» REQUEST
Write out all the material exactly. Leave nothing out.

[Dataset entries on figures]
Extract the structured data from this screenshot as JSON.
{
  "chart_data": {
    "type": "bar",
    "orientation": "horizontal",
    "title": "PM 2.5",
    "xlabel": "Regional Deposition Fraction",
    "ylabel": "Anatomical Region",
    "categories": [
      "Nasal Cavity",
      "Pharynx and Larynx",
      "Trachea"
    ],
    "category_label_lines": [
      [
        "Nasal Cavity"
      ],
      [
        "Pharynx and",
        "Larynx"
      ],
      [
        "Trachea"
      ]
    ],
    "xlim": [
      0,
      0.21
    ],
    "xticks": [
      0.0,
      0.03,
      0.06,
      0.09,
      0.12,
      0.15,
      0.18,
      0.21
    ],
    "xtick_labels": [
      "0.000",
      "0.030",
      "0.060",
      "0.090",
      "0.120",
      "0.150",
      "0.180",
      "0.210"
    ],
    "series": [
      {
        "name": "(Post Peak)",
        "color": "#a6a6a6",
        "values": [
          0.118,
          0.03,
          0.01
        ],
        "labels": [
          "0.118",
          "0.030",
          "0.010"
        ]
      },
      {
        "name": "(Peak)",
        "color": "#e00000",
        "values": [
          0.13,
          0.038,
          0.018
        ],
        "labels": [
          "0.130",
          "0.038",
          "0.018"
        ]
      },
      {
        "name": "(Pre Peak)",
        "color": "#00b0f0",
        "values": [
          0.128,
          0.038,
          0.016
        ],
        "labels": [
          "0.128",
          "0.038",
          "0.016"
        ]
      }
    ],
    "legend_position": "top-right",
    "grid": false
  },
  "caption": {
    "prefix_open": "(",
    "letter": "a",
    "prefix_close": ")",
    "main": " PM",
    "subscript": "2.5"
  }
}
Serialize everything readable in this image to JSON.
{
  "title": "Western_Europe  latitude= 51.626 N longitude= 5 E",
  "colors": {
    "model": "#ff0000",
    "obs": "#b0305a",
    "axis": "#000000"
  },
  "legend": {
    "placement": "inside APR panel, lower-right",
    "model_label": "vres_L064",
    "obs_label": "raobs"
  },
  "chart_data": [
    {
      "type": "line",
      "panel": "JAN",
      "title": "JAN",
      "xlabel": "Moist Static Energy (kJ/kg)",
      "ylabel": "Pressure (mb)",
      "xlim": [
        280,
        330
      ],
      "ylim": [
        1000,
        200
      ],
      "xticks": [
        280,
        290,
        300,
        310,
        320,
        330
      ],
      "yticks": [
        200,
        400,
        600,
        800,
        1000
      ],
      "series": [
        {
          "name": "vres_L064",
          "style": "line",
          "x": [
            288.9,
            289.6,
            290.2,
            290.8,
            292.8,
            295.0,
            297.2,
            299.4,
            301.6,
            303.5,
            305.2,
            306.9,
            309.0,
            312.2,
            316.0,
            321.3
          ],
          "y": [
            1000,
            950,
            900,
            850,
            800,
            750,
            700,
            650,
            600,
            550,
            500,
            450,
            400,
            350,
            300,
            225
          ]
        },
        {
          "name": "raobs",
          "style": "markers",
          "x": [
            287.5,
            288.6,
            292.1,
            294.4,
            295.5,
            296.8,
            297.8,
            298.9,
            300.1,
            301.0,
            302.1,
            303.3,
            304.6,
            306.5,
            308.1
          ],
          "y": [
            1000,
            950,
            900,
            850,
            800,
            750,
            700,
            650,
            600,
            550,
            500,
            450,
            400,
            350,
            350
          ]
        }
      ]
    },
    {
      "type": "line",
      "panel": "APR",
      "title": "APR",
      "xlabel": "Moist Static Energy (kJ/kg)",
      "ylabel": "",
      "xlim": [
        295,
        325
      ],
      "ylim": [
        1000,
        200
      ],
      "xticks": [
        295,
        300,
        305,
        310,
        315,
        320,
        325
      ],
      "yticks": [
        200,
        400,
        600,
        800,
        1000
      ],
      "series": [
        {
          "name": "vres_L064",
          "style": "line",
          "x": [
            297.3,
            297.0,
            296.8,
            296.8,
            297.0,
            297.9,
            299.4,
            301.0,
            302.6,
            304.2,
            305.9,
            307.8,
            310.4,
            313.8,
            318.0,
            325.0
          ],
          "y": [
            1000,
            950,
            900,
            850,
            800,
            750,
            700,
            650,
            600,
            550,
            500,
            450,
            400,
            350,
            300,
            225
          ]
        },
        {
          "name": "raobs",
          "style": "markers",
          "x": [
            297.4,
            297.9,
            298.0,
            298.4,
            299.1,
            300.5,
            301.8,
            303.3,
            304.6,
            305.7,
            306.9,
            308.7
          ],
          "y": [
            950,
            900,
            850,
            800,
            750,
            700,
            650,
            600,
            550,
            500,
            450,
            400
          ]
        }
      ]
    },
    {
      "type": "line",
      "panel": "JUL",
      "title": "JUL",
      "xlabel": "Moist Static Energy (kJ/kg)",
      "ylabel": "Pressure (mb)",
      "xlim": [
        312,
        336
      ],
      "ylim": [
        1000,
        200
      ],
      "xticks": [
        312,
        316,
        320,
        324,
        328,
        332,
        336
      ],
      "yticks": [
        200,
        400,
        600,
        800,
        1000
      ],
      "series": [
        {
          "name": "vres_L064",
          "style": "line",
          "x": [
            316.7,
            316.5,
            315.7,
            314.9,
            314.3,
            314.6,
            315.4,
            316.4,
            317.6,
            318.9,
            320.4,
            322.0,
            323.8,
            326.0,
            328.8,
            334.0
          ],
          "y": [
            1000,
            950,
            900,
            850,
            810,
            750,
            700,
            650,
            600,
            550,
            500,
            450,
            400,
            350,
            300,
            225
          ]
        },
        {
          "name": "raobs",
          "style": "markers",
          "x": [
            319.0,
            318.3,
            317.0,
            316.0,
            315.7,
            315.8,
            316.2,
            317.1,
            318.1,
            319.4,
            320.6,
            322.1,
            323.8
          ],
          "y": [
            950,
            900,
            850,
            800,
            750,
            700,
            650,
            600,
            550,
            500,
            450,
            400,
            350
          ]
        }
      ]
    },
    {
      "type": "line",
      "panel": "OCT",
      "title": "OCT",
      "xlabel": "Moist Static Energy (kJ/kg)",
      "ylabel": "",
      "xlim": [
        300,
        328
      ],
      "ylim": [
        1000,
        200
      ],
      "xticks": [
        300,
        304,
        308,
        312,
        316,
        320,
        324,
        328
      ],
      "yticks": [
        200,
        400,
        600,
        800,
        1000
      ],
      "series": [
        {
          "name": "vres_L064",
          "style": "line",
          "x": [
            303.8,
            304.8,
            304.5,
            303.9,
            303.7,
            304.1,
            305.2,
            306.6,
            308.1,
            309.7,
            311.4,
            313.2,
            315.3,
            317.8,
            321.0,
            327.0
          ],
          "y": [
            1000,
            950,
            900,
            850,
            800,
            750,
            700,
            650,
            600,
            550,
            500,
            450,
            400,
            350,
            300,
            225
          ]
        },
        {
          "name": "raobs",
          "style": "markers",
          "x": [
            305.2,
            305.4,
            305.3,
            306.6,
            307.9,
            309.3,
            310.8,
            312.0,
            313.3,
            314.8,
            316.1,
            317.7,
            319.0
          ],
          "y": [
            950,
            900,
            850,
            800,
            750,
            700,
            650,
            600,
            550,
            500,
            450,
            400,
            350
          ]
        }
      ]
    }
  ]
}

» SOLUTION FOR THIS PROBLEM
Extract the structured data from this screenshot as JSON.
{
  "chart_data": {
    "type": "bar",
    "orientation": "horizontal",
    "title": "PM 2.5",
    "xlabel": "Regional Deposition Fraction",
    "ylabel": "Anatomical Region",
    "categories": [
      "Nasal Cavity",
      "Pharynx and Larynx",
      "Trachea"
    ],
    "category_label_lines": [
      [
        "Nasal Cavity"
      ],
      [
        "Pharynx and",
        "Larynx"
      ],
      [
        "Trachea"
      ]
    ],
    "xlim": [
      0,
      0.21
    ],
    "xticks": [
      0.0,
      0.03,
      0.06,
      0.09,
      0.12,
      0.15,
      0.18,
      0.21
    ],
    "xtick_labels": [
      "0.000",
      "0.030",
      "0.060",
      "0.090",
      "0.120",
      "0.150",
      "0.180",
      "0.210"
    ],
    "series": [
      {
        "name": "(Post Peak)",
        "color": "#a6a6a6",
        "values": [
          0.118,
          0.03,
          0.01
        ],
        "labels": [
          "0.118",
          "0.030",
          "0.010"
        ]
      },
      {
        "name": "(Peak)",
        "color": "#e00000",
        "values": [
          0.13,
          0.038,
          0.018
        ],
        "labels": [
          "0.130",
          "0.038",
          "0.018"
        ]
      },
      {
        "name": "(Pre Peak)",
        "color": "#00b0f0",
        "values": [
          0.128,
          0.038,
          0.016
        ],
        "labels": [
          "0.128",
          "0.038",
          "0.016"
        ]
      }
    ],
    "legend_position": "top-right",
    "grid": false
  },
  "caption": {
    "prefix_open": "(",
    "letter": "a",
    "prefix_close": ")",
    "main": " PM",
    "subscript": "2.5"
  }
}
Serialize everything readable in this image to JSON.
{
  "title": "Western_Europe  latitude= 51.626 N longitude= 5 E",
  "colors": {
    "model": "#ff0000",
    "obs": "#b0305a",
    "axis": "#000000"
  },
  "legend": {
    "placement": "inside APR panel, lower-right",
    "model_label": "vres_L064",
    "obs_label": "raobs"
  },
  "chart_data": [
    {
      "type": "line",
      "panel": "JAN",
      "title": "JAN",
      "xlabel": "Moist Static Energy (kJ/kg)",
      "ylabel": "Pressure (mb)",
      "xlim": [
        280,
        330
      ],
      "ylim": [
        1000,
        200
      ],
      "xticks": [
        280,
        290,
        300,
        310,
        320,
        330
      ],
      "yticks": [
        200,
        400,
        600,
        800,
        1000
      ],
      "series": [
        {
          "name": "vres_L064",
          "style": "line",
          "x": [
            288.9,
            289.6,
            290.2,
            290.8,
            292.8,
            295.0,
            297.2,
            299.4,
            301.6,
            303.5,
            305.2,
            306.9,
            309.0,
            312.2,
            316.0,
            321.3
          ],
          "y": [
            1000,
            950,
            900,
            850,
            800,
            750,
            700,
            650,
            600,
            550,
            500,
            450,
            400,
            350,
            300,
            225
          ]
        },
        {
          "name": "raobs",
          "style": "markers",
          "x": [
            287.5,
            288.6,
            292.1,
            294.4,
            295.5,
            296.8,
            297.8,
            298.9,
            300.1,
            301.0,
            302.1,
            303.3,
            304.6,
            306.5,
            308.1
          ],
          "y": [
            1000,
            950,
            900,
            850,
            800,
            750,
            700,
            650,
            600,
            550,
            500,
            450,
            400,
            350,
            350
          ]
        }
      ]
    },
    {
      "type": "line",
      "panel": "APR",
      "title": "APR",
      "xlabel": "Moist Static Energy (kJ/kg)",
      "ylabel": "",
      "xlim": [
        295,
        325
      ],
      "ylim": [
        1000,
        200
      ],
      "xticks": [
        295,
        300,
        305,
        310,
        315,
        320,
        325
      ],
      "yticks": [
        200,
        400,
        600,
        800,
        1000
      ],
      "series": [
        {
          "name": "vres_L064",
          "style": "line",
          "x": [
            297.3,
            297.0,
            296.8,
            296.8,
            297.0,
            297.9,
            299.4,
            301.0,
            302.6,
            304.2,
            305.9,
            307.8,
            310.4,
            313.8,
            318.0,
            325.0
          ],
          "y": [
            1000,
            950,
            900,
            850,
            800,
            750,
            700,
            650,
            600,
            550,
            500,
            450,
            400,
            350,
            300,
            225
          ]
        },
        {
          "name": "raobs",
          "style": "markers",
          "x": [
            297.4,
            297.9,
            298.0,
            298.4,
            299.1,
            300.5,
            301.8,
            303.3,
            304.6,
            305.7,
            306.9,
            308.7
          ],
          "y": [
            950,
            900,
            850,
            800,
            750,
            700,
            650,
            600,
            550,
            500,
            450,
            400
          ]
        }
      ]
    },
    {
      "type": "line",
      "panel": "JUL",
      "title": "JUL",
      "xlabel": "Moist Static Energy (kJ/kg)",
      "ylabel": "Pressure (mb)",
      "xlim": [
        312,
        336
      ],
      "ylim": [
        1000,
        200
      ],
      "xticks": [
        312,
        316,
        320,
        324,
        328,
        332,
        336
      ],
      "yticks": [
        200,
        400,
        600,
        800,
        1000
      ],
      "series": [
        {
          "name": "vres_L064",
          "style": "line",
          "x": [
            316.7,
            316.5,
            315.7,
            314.9,
            314.3,
            314.6,
            315.4,
            316.4,
            317.6,
            318.9,
            320.4,
            322.0,
            323.8,
            326.0,
            328.8,
            334.0
          ],
          "y": [
            1000,
            950,
            900,
            850,
            810,
            750,
            700,
            650,
            600,
            550,
            500,
            450,
            400,
            350,
            300,
            225
          ]
        },
        {
          "name": "raobs",
          "style": "markers",
          "x": [
            319.0,
            318.3,
            317.0,
            316.0,
            315.7,
            315.8,
            316.2,
            317.1,
            318.1,
            319.4,
            320.6,
            322.1,
            323.8
          ],
          "y": [
            950,
            900,
            850,
            800,
            750,
            700,
            650,
            600,
            550,
            500,
            450,
            400,
            350
          ]
        }
      ]
    },
    {
      "type": "line",
      "panel": "OCT",
      "title": "OCT",
      "xlabel": "Moist Static Energy (kJ/kg)",
      "ylabel": "",
      "xlim": [
        300,
        328
      ],
      "ylim": [
        1000,
        200
      ],
      "xticks": [
        300,
        304,
        308,
        312,
        316,
        320,
        324,
        328
      ],
      "yticks": [
        200,
        400,
        600,
        800,
        1000
      ],
      "series": [
        {
          "name": "vres_L064",
          "style": "line",
          "x": [
            303.8,
            304.8,
            304.5,
            303.9,
            303.7,
            304.1,
            305.2,
            306.6,
            308.1,
            309.7,
            311.4,
            313.2,
            315.3,
            317.8,
            321.0,
            327.0
          ],
          "y": [
            1000,
            950,
            900,
            850,
            800,
            750,
            700,
            650,
            600,
            550,
            500,
            450,
            400,
            350,
            300,
            225
          ]
        },
        {
          "name": "raobs",
          "style": "markers",
          "x": [
            305.2,
            305.4,
            305.3,
            306.6,
            307.9,
            309.3,
            310.8,
            312.0,
            313.3,
            314.8,
            316.1,
            317.7,
            319.0
          ],
          "y": [
            950,
            900,
            850,
            800,
            750,
            700,
            650,
            600,
            550,
            500,
            450,
            400,
            350
          ]
        }
      ]
    }
  ]
}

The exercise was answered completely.